**Written task**
Here are some records; return them all exactly.

[Collection entries]
====

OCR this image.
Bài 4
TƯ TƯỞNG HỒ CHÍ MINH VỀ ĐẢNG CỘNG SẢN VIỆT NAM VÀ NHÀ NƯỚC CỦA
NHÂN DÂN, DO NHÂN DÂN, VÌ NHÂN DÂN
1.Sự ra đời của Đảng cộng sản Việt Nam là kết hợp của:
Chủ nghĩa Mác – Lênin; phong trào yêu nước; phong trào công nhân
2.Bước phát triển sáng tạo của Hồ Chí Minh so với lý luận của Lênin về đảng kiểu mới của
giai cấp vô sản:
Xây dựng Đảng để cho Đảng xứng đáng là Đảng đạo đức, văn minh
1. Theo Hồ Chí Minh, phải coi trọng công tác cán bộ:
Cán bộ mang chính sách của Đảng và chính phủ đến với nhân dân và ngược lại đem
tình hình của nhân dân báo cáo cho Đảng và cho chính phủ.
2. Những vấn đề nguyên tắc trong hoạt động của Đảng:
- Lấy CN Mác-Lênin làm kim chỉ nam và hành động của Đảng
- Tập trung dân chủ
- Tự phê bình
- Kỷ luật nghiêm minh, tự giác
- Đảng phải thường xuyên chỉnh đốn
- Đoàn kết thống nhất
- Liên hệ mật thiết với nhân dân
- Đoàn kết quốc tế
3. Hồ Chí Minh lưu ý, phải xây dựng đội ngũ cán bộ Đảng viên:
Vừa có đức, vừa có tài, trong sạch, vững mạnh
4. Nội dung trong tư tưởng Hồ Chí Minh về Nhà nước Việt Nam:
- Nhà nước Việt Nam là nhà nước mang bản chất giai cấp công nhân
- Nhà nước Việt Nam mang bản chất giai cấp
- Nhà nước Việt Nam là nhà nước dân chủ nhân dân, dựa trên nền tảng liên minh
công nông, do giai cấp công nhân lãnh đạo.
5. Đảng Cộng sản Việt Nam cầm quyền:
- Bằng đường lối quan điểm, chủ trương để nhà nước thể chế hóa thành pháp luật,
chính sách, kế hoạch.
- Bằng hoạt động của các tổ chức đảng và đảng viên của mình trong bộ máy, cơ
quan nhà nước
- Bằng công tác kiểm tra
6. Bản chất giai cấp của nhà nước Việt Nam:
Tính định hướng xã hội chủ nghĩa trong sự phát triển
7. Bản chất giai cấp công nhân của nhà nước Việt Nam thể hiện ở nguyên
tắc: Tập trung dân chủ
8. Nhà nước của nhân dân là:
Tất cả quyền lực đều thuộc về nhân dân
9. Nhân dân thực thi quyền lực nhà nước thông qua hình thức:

====

**Exercise solution**
OCR this image.
Bài 4
TƯ TƯỞNG HỒ CHÍ MINH VỀ ĐẢNG CỘNG SẢN VIỆT NAM VÀ NHÀ NƯỚC CỦA
NHÂN DÂN, DO NHÂN DÂN, VÌ NHÂN DÂN
1.Sự ra đời của Đảng cộng sản Việt Nam là kết hợp của:
Chủ nghĩa Mác – Lênin; phong trào yêu nước; phong trào công nhân
2.Bước phát triển sáng tạo của Hồ Chí Minh so với lý luận của Lênin về đảng kiểu mới của
giai cấp vô sản:
Xây dựng Đảng để cho Đảng xứng đáng là Đảng đạo đức, văn minh
1. Theo Hồ Chí Minh, phải coi trọng công tác cán bộ:
Cán bộ mang chính sách của Đảng và chính phủ đến với nhân dân và ngược lại đem
tình hình của nhân dân báo cáo cho Đảng và cho chính phủ.
2. Những vấn đề nguyên tắc trong hoạt động của Đảng:
- Lấy CN Mác-Lênin làm kim chỉ nam và hành động của Đảng
- Tập trung dân chủ
- Tự phê bình
- Kỷ luật nghiêm minh, tự giác
- Đảng phải thường xuyên chỉnh đốn
- Đoàn kết thống nhất
- Liên hệ mật thiết với nhân dân
- Đoàn kết quốc tế
3. Hồ Chí Minh lưu ý, phải xây dựng đội ngũ cán bộ Đảng viên:
Vừa có đức, vừa có tài, trong sạch, vững mạnh
4. Nội dung trong tư tưởng Hồ Chí Minh về Nhà nước Việt Nam:
- Nhà nước Việt Nam là nhà nước mang bản chất giai cấp công nhân
- Nhà nước Việt Nam mang bản chất giai cấp
- Nhà nước Việt Nam là nhà nước dân chủ nhân dân, dựa trên nền tảng liên minh
công nông, do giai cấp công nhân lãnh đạo.
5. Đảng Cộng sản Việt Nam cầm quyền:
- Bằng đường lối quan điểm, chủ trương để nhà nước thể chế hóa thành pháp luật,
chính sách, kế hoạch.
- Bằng hoạt động của các tổ chức đảng và đảng viên của mình trong bộ máy, cơ
quan nhà nước
- Bằng công tác kiểm tra
6. Bản chất giai cấp của nhà nước Việt Nam:
Tính định hướng xã hội chủ nghĩa trong sự phát triển
7. Bản chất giai cấp công nhân của nhà nước Việt Nam thể hiện ở nguyên
tắc: Tập trung dân chủ
8. Nhà nước của nhân dân là:
Tất cả quyền lực đều thuộc về nhân dân
9. Nhân dân thực thi quyền lực nhà nước thông qua hình thức:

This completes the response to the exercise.